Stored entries

━━━━

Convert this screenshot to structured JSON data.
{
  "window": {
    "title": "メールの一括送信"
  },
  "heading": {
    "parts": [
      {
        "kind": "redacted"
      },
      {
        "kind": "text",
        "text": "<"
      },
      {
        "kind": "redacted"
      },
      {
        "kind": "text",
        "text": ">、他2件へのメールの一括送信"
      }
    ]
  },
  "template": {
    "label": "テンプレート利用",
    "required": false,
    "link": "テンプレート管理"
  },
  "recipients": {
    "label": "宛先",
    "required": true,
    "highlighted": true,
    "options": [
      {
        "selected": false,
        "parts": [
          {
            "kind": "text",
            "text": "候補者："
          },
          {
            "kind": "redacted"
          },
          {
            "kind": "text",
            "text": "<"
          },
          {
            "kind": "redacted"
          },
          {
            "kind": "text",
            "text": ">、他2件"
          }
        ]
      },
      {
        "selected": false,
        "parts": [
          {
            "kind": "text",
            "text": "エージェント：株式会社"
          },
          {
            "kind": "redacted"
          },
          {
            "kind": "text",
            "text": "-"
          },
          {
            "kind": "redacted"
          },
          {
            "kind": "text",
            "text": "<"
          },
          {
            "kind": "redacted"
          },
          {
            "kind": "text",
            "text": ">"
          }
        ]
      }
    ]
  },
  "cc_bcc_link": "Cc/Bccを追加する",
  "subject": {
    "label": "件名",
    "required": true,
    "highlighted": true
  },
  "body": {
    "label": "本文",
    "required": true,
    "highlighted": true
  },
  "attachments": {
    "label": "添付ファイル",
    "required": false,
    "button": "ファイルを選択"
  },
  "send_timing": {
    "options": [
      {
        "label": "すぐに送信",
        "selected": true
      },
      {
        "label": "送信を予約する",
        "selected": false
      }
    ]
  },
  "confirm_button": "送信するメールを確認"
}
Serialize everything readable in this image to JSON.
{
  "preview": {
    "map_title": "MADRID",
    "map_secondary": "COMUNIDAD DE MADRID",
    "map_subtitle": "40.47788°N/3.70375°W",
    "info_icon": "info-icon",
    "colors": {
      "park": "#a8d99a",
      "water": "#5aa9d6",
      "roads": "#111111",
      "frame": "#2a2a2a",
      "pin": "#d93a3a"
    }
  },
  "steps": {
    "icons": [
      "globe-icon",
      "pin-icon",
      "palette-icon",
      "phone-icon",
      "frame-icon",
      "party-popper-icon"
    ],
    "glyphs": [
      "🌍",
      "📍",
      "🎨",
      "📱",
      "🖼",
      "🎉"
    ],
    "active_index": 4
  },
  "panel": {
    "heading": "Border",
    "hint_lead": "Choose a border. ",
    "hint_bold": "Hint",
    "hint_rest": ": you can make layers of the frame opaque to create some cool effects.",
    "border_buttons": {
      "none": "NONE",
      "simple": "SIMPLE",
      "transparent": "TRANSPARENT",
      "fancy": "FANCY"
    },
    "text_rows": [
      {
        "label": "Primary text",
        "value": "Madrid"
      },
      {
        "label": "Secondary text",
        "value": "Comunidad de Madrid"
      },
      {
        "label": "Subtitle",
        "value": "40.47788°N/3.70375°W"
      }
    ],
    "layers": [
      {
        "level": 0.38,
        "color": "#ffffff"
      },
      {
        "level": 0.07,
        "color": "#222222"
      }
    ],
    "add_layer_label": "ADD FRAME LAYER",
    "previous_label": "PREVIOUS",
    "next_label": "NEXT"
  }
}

━━━━

*DESCRIPTION OF THE TASK*:
Copy each record from above without leaving any out.

*COMPLETED TASK*:
Convert this screenshot to structured JSON data.
{
  "window": {
    "title": "メールの一括送信"
  },
  "heading": {
    "parts": [
      {
        "kind": "redacted"
      },
      {
        "kind": "text",
        "text": "<"
      },
      {
        "kind": "redacted"
      },
      {
        "kind": "text",
        "text": ">、他2件へのメールの一括送信"
      }
    ]
  },
  "template": {
    "label": "テンプレート利用",
    "required": false,
    "link": "テンプレート管理"
  },
  "recipients": {
    "label": "宛先",
    "required": true,
    "highlighted": true,
    "options": [
      {
        "selected": false,
        "parts": [
          {
            "kind": "text",
            "text": "候補者："
          },
          {
            "kind": "redacted"
          },
          {
            "kind": "text",
            "text": "<"
          },
          {
            "kind": "redacted"
          },
          {
            "kind": "text",
            "text": ">、他2件"
          }
        ]
      },
      {
        "selected": false,
        "parts": [
          {
            "kind": "text",
            "text": "エージェント：株式会社"
          },
          {
            "kind": "redacted"
          },
          {
            "kind": "text",
            "text": "-"
          },
          {
            "kind": "redacted"
          },
          {
            "kind": "text",
            "text": "<"
          },
          {
            "kind": "redacted"
          },
          {
            "kind": "text",
            "text": ">"
          }
        ]
      }
    ]
  },
  "cc_bcc_link": "Cc/Bccを追加する",
  "subject": {
    "label": "件名",
    "required": true,
    "highlighted": true
  },
  "body": {
    "label": "本文",
    "required": true,
    "highlighted": true
  },
  "attachments": {
    "label": "添付ファイル",
    "required": false,
    "button": "ファイルを選択"
  },
  "send_timing": {
    "options": [
      {
        "label": "すぐに送信",
        "selected": true
      },
      {
        "label": "送信を予約する",
        "selected": false
      }
    ]
  },
  "confirm_button": "送信するメールを確認"
}
Serialize everything readable in this image to JSON.
{
  "preview": {
    "map_title": "MADRID",
    "map_secondary": "COMUNIDAD DE MADRID",
    "map_subtitle": "40.47788°N/3.70375°W",
    "info_icon": "info-icon",
    "colors": {
      "park": "#a8d99a",
      "water": "#5aa9d6",
      "roads": "#111111",
      "frame": "#2a2a2a",
      "pin": "#d93a3a"
    }
  },
  "steps": {
    "icons": [
      "globe-icon",
      "pin-icon",
      "palette-icon",
      "phone-icon",
      "frame-icon",
      "party-popper-icon"
    ],
    "glyphs": [
      "🌍",
      "📍",
      "🎨",
      "📱",
      "🖼",
      "🎉"
    ],
    "active_index": 4
  },
  "panel": {
    "heading": "Border",
    "hint_lead": "Choose a border. ",
    "hint_bold": "Hint",
    "hint_rest": ": you can make layers of the frame opaque to create some cool effects.",
    "border_buttons": {
      "none": "NONE",
      "simple": "SIMPLE",
      "transparent": "TRANSPARENT",
      "fancy": "FANCY"
    },
    "text_rows": [
      {
        "label": "Primary text",
        "value": "Madrid"
      },
      {
        "label": "Secondary text",
        "value": "Comunidad de Madrid"
      },
      {
        "label": "Subtitle",
        "value": "40.47788°N/3.70375°W"
      }
    ],
    "layers": [
      {
        "level": 0.38,
        "color": "#ffffff"
      },
      {
        "level": 0.07,
        "color": "#222222"
      }
    ],
    "add_layer_label": "ADD FRAME LAYER",
    "previous_label": "PREVIOUS",
    "next_label": "NEXT"
  }
}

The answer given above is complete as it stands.